**Short exercise**:
Leave out the pictures and copy everything else in the entries exactly.

[Dataset items]

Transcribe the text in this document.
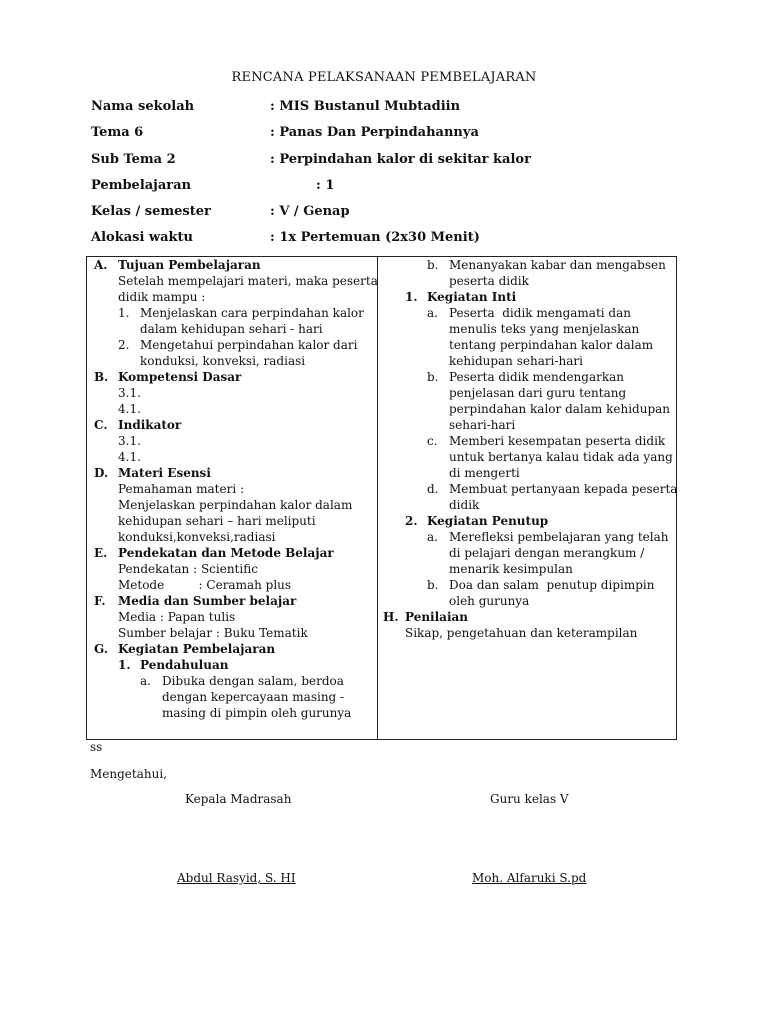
RENCANA PELAKSANAAN PEMBELAJARAN
Nama sekolah	: MIS Bustanul Mubtadiin
Tema 6	: Panas Dan Perpindahannya
Sub Tema 2	: Perpindahan kalor di sekitar kalor
Pembelajaran	: 1
Kelas / semester	: V / Genap
Alokasi waktu	: 1x Pertemuan (2x30 Menit)
A. Tujuan Pembelajaran
Setelah mempelajari materi, maka peserta
didik mampu :
1. Menjelaskan cara perpindahan kalor
dalam kehidupan sehari - hari
2. Mengetahui perpindahan kalor dari
konduksi, konveksi, radiasi
B. Kompetensi Dasar
3.1.
4.1.
C. Indikator
3.1.
4.1.
D. Materi Esensi
Pemahaman materi :
Menjelaskan perpindahan kalor dalam
kehidupan sehari – hari meliputi
konduksi,konveksi,radiasi
E. Pendekatan dan Metode Belajar
Pendekatan : Scientific
Metode         : Ceramah plus
F. Media dan Sumber belajar
Media : Papan tulis
Sumber belajar : Buku Tematik
G. Kegiatan Pembelajaran
1. Pendahuluan
a. Dibuka dengan salam, berdoa
dengan kepercayaan masing -
masing di pimpin oleh gurunya
b. Menanyakan kabar dan mengabsen
peserta didik
1. Kegiatan Inti
a. Peserta  didik mengamati dan
menulis teks yang menjelaskan
tentang perpindahan kalor dalam
kehidupan sehari-hari
b. Peserta didik mendengarkan
penjelasan dari guru tentang
perpindahan kalor dalam kehidupan
sehari-hari
c. Memberi kesempatan peserta didik
untuk bertanya kalau tidak ada yang
di mengerti
d. Membuat pertanyaan kepada peserta
didik
2. Kegiatan Penutup
a. Merefleksi pembelajaran yang telah
di pelajari dengan merangkum /
menarik kesimpulan
b. Doa dan salam  penutup dipimpin
oleh gurunya
H. Penilaian
Sikap, pengetahuan dan keterampilan
ss
Mengetahui,
Kepala Madrasah	Guru kelas V
Abdul Rasyid, S. HI	Moh. Alfaruki S.pd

**Solution for this exercise**:
Transcribe the text in this document.
RENCANA PELAKSANAAN PEMBELAJARAN
Nama sekolah	: MIS Bustanul Mubtadiin
Tema 6	: Panas Dan Perpindahannya
Sub Tema 2	: Perpindahan kalor di sekitar kalor
Pembelajaran	: 1
Kelas / semester	: V / Genap
Alokasi waktu	: 1x Pertemuan (2x30 Menit)
A. Tujuan Pembelajaran
Setelah mempelajari materi, maka peserta
didik mampu :
1. Menjelaskan cara perpindahan kalor
dalam kehidupan sehari - hari
2. Mengetahui perpindahan kalor dari
konduksi, konveksi, radiasi
B. Kompetensi Dasar
3.1.
4.1.
C. Indikator
3.1.
4.1.
D. Materi Esensi
Pemahaman materi :
Menjelaskan perpindahan kalor dalam
kehidupan sehari – hari meliputi
konduksi,konveksi,radiasi
E. Pendekatan dan Metode Belajar
Pendekatan : Scientific
Metode         : Ceramah plus
F. Media dan Sumber belajar
Media : Papan tulis
Sumber belajar : Buku Tematik
G. Kegiatan Pembelajaran
1. Pendahuluan
a. Dibuka dengan salam, berdoa
dengan kepercayaan masing -
masing di pimpin oleh gurunya
b. Menanyakan kabar dan mengabsen
peserta didik
1. Kegiatan Inti
a. Peserta  didik mengamati dan
menulis teks yang menjelaskan
tentang perpindahan kalor dalam
kehidupan sehari-hari
b. Peserta didik mendengarkan
penjelasan dari guru tentang
perpindahan kalor dalam kehidupan
sehari-hari
c. Memberi kesempatan peserta didik
untuk bertanya kalau tidak ada yang
di mengerti
d. Membuat pertanyaan kepada peserta
didik
2. Kegiatan Penutup
a. Merefleksi pembelajaran yang telah
di pelajari dengan merangkum /
menarik kesimpulan
b. Doa dan salam  penutup dipimpin
oleh gurunya
H. Penilaian
Sikap, pengetahuan dan keterampilan
ss
Mengetahui,
Kepala Madrasah	Guru kelas V
Abdul Rasyid, S. HI	Moh. Alfaruki S.pd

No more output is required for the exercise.